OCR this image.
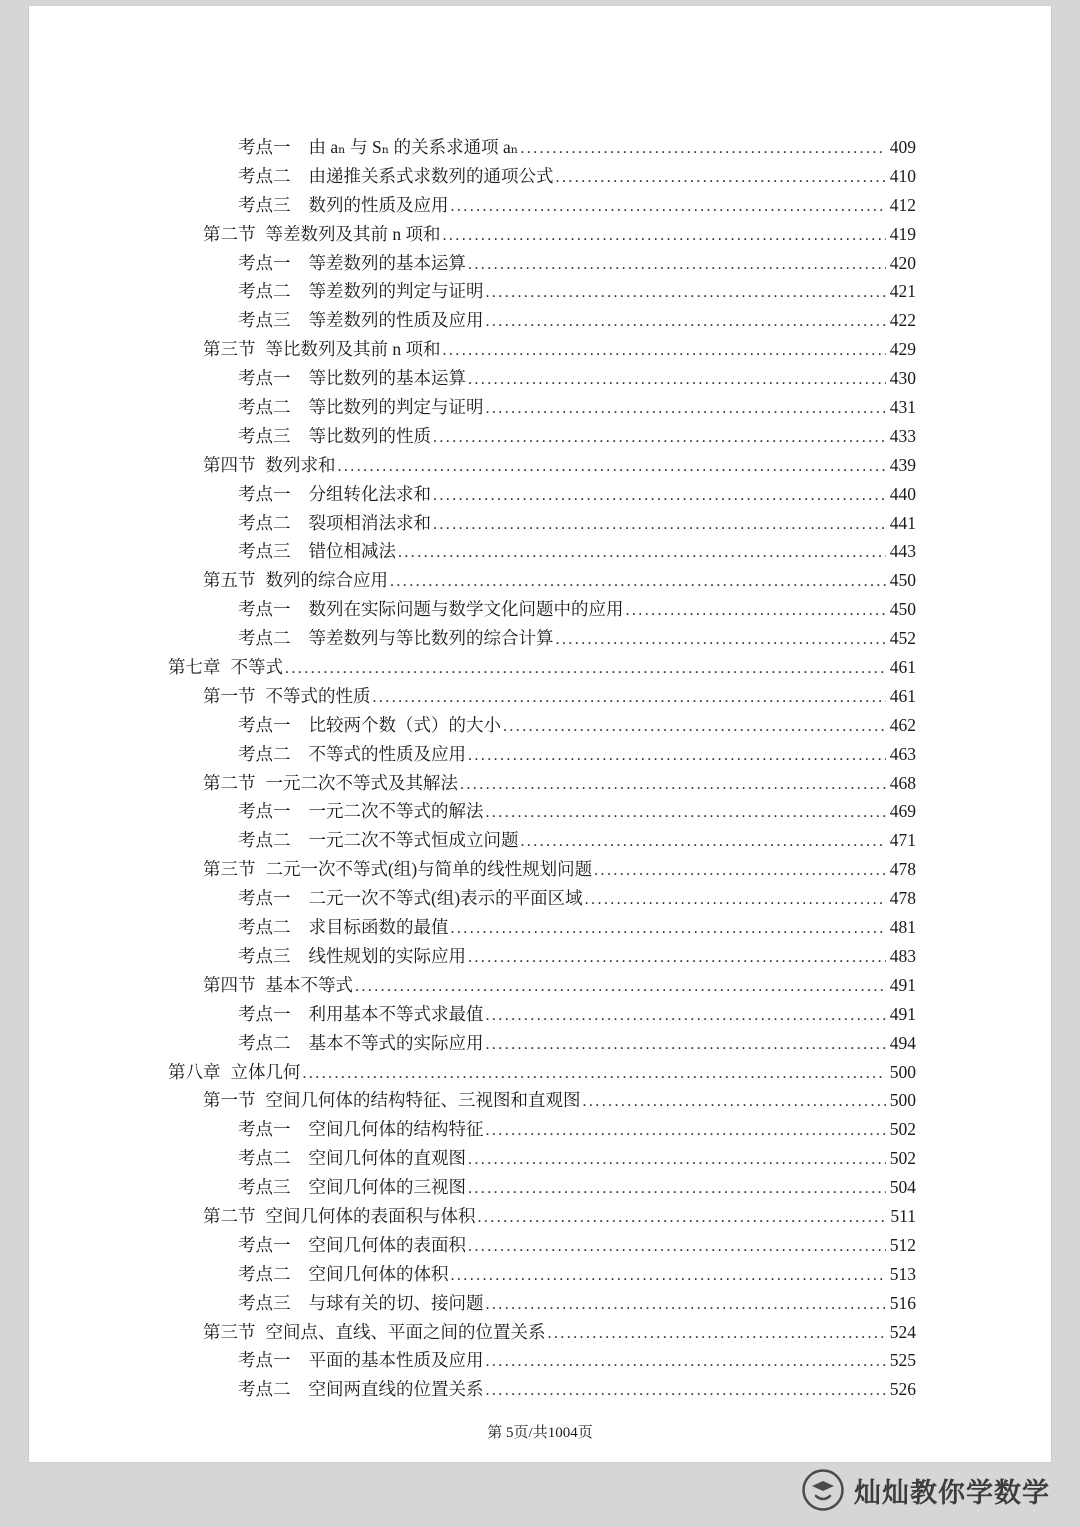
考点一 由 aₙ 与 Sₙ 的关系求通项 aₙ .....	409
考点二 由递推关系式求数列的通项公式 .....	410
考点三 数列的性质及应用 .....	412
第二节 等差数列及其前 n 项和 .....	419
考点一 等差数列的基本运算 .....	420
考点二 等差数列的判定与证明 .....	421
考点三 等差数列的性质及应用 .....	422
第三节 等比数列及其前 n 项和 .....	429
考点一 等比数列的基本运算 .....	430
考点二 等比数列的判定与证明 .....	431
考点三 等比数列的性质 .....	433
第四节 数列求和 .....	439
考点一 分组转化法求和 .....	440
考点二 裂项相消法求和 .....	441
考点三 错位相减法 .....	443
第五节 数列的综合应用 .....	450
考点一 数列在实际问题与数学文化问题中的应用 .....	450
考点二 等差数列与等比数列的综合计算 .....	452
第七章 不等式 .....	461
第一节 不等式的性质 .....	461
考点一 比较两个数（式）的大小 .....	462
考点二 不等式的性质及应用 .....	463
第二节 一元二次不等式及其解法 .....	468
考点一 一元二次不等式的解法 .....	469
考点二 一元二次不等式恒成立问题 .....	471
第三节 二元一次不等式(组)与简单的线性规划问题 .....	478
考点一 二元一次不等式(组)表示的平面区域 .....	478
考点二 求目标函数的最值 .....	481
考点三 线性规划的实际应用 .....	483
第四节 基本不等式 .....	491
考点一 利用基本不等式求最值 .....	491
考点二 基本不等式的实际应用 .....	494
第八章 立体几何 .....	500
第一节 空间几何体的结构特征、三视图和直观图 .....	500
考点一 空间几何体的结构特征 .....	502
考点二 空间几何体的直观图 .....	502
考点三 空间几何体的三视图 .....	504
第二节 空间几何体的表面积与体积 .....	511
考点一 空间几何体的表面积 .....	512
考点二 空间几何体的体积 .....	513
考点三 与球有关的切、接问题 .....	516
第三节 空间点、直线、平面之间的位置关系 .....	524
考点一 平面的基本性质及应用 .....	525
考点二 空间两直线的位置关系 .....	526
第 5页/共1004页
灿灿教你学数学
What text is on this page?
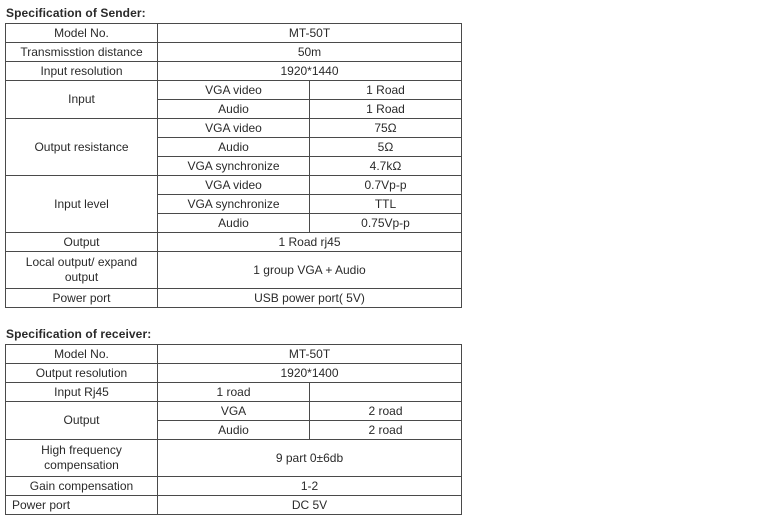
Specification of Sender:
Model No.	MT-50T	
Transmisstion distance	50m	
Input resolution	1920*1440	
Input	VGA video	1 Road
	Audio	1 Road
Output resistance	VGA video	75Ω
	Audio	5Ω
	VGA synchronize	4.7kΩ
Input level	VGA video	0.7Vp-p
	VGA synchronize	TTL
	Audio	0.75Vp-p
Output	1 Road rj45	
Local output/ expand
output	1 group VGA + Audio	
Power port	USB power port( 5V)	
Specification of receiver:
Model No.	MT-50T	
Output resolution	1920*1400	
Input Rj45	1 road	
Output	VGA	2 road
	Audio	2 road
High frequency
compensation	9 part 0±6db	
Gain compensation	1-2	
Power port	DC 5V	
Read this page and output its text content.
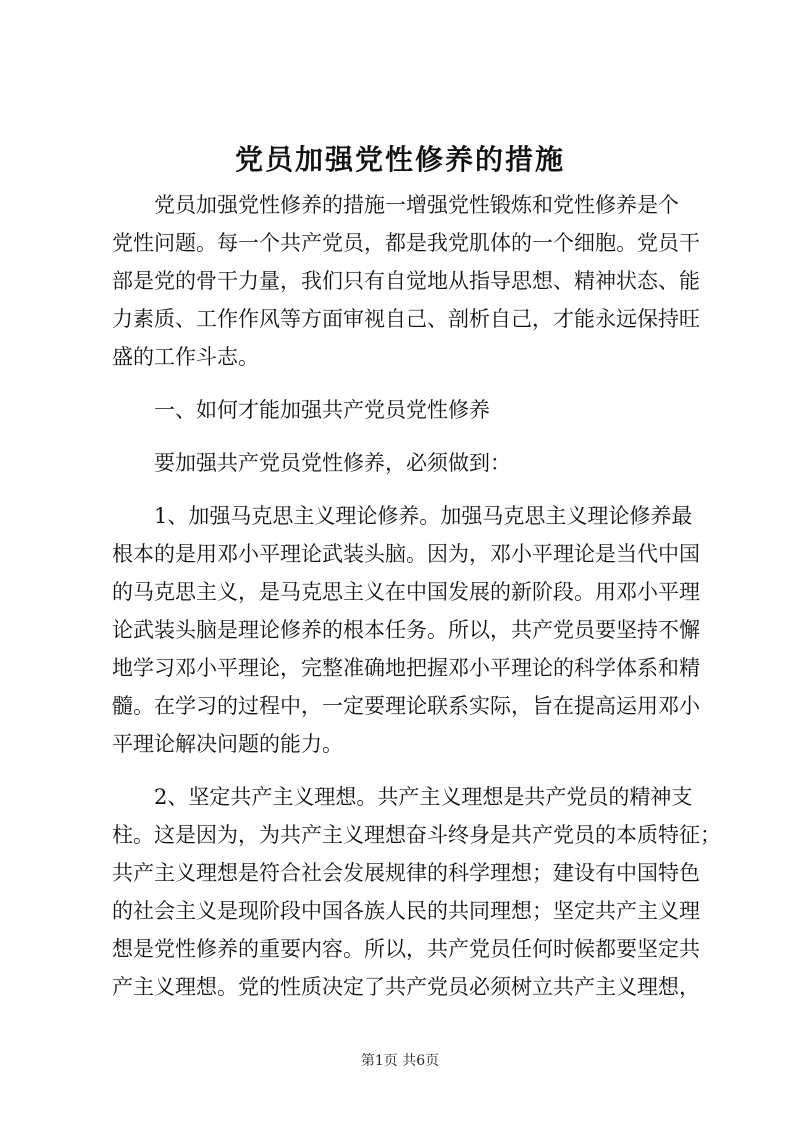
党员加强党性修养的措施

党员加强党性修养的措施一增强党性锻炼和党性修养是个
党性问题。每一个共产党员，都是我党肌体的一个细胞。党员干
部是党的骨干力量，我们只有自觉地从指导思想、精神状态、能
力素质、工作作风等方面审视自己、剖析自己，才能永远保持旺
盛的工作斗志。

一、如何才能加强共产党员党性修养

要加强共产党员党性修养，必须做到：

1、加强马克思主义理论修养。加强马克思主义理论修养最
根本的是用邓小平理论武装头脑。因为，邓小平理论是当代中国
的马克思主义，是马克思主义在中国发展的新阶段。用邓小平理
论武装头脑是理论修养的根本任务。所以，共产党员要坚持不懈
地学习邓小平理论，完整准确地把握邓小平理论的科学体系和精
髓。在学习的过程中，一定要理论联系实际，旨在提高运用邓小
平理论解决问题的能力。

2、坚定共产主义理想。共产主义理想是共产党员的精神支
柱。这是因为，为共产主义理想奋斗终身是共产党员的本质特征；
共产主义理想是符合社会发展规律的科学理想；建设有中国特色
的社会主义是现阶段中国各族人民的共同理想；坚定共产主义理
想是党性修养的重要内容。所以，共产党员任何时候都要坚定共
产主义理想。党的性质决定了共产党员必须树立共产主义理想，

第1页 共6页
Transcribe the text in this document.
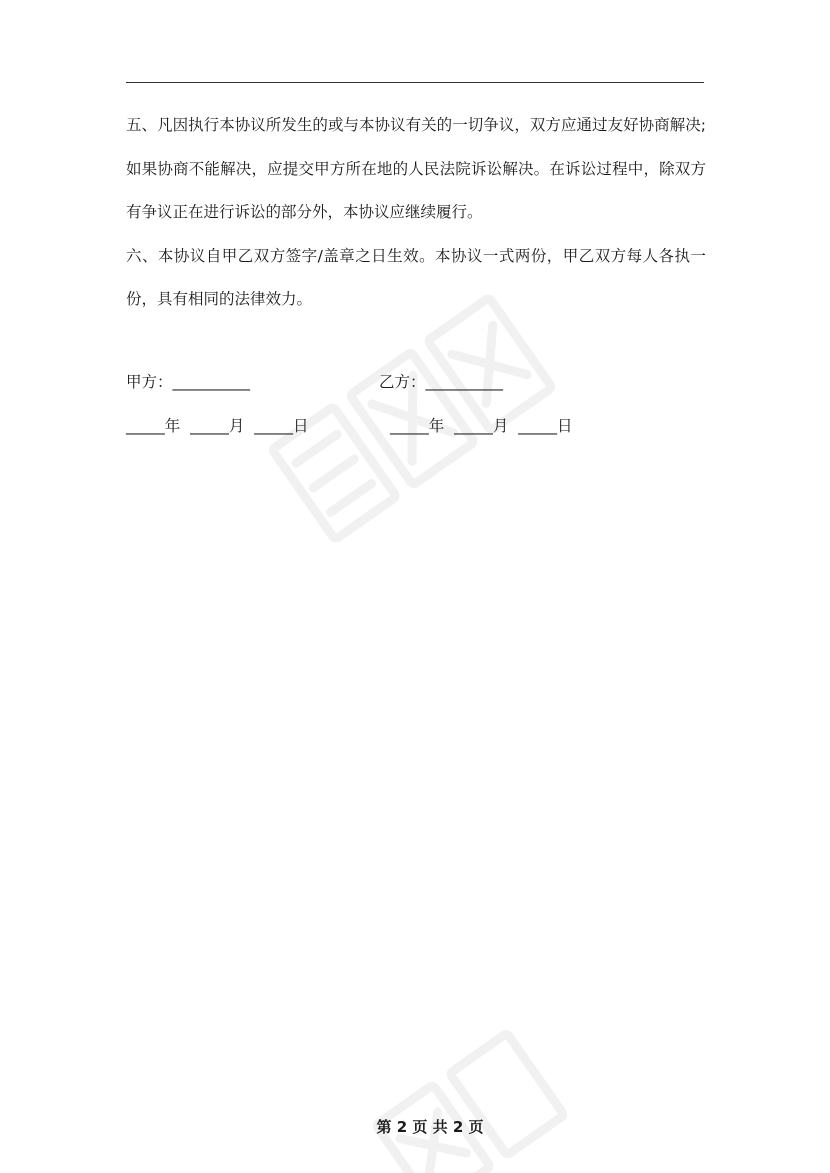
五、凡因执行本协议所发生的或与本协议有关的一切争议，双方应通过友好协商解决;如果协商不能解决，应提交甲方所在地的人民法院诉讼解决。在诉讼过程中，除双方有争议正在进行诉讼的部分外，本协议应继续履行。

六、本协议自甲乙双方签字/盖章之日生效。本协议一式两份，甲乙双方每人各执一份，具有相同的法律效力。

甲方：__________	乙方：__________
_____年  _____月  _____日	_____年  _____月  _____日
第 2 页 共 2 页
■ ■ ■ ■ ■ ■ ■
THE REQUEST = Every line in the data above that contains "synchronize" needs to be copied.

OUTPUT FOR THIS TASK =
	VGA synchronize	4.7kΩ
	VGA synchronize	TTL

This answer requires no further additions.